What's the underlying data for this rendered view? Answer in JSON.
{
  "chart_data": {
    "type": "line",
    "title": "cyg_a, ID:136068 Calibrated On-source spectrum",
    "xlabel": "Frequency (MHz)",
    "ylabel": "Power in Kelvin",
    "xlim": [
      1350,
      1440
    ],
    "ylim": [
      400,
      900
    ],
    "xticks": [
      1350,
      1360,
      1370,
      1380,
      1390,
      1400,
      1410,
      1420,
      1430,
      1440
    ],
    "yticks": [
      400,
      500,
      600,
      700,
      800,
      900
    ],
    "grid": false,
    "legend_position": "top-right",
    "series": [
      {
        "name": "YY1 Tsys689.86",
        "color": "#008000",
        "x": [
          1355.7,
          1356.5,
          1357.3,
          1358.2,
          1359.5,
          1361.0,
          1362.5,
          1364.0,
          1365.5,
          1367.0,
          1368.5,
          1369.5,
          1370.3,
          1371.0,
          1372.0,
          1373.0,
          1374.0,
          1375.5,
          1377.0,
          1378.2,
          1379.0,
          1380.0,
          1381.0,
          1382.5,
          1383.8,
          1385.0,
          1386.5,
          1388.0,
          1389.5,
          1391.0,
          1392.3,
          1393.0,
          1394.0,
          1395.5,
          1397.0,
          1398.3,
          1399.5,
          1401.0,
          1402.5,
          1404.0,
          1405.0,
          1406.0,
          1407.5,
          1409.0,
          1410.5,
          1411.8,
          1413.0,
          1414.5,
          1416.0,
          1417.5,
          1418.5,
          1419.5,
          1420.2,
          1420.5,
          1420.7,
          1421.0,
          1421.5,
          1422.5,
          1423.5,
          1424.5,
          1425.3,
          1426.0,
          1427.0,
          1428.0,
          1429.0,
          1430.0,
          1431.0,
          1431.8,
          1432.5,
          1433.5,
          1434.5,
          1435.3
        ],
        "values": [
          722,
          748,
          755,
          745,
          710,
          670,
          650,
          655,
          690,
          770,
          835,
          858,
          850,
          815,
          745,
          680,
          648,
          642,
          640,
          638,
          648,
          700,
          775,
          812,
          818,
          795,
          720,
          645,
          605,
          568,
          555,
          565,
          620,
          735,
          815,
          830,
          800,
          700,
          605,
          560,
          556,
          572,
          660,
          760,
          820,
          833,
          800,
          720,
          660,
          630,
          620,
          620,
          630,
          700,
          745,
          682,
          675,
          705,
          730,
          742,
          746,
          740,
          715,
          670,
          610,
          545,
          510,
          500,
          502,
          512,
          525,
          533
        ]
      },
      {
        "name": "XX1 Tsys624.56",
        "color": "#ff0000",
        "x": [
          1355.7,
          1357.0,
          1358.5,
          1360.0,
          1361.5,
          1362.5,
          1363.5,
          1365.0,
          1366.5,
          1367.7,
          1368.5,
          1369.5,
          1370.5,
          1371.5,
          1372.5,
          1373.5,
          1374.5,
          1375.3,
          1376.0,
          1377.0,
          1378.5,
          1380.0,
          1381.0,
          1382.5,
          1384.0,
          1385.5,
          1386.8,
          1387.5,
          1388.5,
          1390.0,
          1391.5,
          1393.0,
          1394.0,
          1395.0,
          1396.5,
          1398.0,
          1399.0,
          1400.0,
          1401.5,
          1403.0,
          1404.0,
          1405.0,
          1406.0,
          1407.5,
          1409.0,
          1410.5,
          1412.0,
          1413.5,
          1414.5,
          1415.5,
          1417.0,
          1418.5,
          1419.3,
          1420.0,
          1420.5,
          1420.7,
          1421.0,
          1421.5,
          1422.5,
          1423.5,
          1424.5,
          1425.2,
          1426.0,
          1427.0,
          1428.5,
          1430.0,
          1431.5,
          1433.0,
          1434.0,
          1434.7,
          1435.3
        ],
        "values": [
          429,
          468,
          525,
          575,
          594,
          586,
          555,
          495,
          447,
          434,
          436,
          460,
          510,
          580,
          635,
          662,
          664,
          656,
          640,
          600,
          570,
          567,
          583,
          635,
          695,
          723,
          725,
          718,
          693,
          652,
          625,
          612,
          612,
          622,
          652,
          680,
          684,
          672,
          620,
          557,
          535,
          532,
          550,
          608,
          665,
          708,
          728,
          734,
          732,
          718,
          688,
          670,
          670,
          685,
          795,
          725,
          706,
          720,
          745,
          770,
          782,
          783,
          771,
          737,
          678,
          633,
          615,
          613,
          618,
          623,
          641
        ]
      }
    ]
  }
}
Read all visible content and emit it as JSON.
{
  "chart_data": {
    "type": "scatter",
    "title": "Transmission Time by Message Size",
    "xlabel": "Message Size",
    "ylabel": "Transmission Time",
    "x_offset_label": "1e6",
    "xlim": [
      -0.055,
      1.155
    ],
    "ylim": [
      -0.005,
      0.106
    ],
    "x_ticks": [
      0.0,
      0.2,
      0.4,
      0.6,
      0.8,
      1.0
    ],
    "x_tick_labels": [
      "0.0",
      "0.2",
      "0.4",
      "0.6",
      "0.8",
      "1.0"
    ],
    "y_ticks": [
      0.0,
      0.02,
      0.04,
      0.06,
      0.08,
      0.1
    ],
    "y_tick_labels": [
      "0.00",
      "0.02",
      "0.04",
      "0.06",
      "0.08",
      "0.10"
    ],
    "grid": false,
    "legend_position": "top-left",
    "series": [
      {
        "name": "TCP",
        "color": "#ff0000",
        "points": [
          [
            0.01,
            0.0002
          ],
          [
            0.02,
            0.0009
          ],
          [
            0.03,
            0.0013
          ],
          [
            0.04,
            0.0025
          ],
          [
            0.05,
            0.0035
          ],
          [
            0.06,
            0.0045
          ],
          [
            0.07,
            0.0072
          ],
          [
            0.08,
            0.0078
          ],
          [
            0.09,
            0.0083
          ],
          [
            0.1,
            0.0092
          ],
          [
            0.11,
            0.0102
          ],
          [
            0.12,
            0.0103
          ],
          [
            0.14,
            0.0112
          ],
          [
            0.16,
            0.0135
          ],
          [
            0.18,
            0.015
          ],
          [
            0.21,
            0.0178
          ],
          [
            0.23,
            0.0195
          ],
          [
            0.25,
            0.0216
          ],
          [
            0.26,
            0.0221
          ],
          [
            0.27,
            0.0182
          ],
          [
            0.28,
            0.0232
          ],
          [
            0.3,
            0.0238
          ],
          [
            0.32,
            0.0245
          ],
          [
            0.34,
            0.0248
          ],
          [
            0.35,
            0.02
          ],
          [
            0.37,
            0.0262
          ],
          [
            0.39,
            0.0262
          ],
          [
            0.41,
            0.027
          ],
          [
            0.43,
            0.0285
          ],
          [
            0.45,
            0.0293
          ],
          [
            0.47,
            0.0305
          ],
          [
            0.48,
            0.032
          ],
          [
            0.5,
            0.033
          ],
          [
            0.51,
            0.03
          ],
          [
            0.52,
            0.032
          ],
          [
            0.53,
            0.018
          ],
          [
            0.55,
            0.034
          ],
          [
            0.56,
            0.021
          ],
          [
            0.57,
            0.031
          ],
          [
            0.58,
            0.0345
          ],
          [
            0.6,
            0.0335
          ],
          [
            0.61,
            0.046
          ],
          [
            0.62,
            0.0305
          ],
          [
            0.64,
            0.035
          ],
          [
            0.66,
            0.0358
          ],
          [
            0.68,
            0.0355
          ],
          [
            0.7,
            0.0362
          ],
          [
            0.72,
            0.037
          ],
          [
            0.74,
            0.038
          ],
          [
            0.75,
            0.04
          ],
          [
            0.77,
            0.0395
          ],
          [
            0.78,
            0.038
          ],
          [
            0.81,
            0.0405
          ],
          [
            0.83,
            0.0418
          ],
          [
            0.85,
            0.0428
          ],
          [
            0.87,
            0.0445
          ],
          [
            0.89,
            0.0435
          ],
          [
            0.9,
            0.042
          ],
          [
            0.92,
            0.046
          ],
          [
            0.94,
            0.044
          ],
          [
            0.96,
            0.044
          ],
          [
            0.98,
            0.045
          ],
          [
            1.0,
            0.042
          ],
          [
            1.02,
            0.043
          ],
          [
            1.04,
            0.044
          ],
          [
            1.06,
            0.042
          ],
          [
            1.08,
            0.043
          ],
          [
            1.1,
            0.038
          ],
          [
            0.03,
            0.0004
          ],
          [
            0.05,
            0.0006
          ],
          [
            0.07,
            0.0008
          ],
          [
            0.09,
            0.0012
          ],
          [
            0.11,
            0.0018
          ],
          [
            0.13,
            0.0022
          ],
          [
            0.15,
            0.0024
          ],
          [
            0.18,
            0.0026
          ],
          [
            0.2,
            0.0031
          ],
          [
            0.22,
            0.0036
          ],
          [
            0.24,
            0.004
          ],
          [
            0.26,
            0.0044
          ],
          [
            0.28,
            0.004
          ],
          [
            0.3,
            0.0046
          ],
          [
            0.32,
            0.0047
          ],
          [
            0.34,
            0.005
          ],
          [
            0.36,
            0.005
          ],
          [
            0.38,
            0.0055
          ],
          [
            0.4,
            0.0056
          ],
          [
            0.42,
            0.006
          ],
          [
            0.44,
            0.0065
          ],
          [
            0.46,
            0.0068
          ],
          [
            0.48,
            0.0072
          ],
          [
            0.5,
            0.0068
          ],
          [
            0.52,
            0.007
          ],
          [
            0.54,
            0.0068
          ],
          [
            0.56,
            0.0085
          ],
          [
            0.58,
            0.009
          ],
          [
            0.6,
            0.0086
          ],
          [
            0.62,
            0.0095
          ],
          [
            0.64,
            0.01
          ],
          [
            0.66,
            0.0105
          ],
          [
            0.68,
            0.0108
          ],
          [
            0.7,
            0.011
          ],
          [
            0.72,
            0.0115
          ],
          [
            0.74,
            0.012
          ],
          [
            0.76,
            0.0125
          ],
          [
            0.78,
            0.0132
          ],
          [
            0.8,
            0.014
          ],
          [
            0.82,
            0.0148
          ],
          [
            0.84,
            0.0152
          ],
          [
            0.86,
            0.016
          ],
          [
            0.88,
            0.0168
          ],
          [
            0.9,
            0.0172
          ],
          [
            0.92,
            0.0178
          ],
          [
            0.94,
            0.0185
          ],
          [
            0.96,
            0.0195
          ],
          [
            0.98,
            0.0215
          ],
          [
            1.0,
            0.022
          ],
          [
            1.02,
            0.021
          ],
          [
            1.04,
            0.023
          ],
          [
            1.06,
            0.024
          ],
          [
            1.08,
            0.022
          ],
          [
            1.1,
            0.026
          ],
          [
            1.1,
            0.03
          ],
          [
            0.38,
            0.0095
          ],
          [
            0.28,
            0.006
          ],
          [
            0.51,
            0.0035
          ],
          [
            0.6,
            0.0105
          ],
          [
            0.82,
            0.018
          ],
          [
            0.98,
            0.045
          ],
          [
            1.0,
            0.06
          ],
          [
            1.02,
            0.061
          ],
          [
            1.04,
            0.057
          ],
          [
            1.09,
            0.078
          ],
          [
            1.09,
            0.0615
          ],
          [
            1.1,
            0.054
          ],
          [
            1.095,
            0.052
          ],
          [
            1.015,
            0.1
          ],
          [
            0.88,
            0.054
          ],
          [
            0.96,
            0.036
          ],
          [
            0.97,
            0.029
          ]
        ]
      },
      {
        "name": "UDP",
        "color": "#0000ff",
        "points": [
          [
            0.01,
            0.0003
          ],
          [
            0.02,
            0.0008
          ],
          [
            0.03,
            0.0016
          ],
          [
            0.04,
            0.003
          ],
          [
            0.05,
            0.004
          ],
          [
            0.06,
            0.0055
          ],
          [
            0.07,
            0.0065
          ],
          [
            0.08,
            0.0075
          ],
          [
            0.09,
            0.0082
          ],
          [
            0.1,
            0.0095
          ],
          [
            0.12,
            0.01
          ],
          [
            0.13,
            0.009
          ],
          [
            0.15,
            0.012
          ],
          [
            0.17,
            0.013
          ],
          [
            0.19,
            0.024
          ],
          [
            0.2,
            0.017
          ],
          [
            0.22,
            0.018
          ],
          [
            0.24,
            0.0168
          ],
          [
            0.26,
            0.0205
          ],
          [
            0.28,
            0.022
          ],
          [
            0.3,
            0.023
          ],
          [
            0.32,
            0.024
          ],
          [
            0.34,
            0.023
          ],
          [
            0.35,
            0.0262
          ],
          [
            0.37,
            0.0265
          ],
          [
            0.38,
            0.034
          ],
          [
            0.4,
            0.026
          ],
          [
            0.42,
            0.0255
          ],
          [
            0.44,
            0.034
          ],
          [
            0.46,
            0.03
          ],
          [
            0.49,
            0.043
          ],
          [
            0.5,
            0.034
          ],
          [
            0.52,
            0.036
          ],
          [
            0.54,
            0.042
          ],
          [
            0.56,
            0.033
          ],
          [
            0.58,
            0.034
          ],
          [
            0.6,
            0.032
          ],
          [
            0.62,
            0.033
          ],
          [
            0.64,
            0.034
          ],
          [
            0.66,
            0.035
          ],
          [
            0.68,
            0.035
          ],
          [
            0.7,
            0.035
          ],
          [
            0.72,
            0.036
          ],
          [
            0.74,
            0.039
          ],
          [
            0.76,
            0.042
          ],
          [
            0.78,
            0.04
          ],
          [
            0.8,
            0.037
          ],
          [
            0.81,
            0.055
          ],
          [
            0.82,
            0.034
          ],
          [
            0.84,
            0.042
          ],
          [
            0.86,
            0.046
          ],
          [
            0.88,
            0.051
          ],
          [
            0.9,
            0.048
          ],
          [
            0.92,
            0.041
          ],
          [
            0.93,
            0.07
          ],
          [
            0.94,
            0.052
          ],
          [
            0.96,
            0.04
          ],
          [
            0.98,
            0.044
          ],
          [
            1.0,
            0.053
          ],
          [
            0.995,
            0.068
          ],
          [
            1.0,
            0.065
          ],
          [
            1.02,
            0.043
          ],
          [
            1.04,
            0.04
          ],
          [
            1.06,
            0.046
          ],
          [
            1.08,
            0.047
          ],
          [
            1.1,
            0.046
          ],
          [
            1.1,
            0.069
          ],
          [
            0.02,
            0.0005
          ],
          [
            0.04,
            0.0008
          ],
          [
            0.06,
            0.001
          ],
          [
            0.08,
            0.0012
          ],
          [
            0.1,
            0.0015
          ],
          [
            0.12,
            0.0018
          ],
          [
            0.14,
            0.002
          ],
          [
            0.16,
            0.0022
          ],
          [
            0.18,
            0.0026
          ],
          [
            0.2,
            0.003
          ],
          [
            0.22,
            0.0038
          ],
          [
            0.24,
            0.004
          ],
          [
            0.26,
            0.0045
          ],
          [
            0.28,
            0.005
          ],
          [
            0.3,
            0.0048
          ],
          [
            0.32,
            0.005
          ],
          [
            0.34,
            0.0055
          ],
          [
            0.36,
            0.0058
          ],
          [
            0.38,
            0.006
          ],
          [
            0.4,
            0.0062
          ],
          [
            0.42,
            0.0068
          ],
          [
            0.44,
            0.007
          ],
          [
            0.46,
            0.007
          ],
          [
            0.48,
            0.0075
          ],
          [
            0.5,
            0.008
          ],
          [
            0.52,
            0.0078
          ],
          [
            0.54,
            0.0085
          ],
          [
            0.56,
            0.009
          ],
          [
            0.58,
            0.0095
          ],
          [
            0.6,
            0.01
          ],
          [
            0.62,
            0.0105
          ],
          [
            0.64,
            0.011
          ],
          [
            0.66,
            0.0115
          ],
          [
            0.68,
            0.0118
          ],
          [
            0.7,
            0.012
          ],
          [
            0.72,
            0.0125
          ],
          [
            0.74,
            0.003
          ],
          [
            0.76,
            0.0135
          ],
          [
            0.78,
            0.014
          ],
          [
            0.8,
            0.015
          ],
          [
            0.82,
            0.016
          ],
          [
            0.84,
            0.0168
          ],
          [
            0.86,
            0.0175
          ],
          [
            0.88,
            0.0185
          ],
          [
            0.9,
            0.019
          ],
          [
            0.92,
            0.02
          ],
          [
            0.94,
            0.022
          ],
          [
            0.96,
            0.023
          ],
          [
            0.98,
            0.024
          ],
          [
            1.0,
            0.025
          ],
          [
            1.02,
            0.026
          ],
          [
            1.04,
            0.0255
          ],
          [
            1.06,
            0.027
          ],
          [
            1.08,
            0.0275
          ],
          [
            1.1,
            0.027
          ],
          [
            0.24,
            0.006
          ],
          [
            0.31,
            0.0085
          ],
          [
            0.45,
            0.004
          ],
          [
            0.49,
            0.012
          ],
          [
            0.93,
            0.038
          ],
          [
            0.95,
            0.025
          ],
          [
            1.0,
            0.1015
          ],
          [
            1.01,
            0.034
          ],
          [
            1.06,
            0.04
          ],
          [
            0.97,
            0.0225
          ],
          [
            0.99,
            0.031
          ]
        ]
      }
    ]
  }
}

+===+

Look for lines containing the string "Size" and copy them all.

=== Correct response ===
    "title": "Transmission Time by Message Size",
    "xlabel": "Message Size",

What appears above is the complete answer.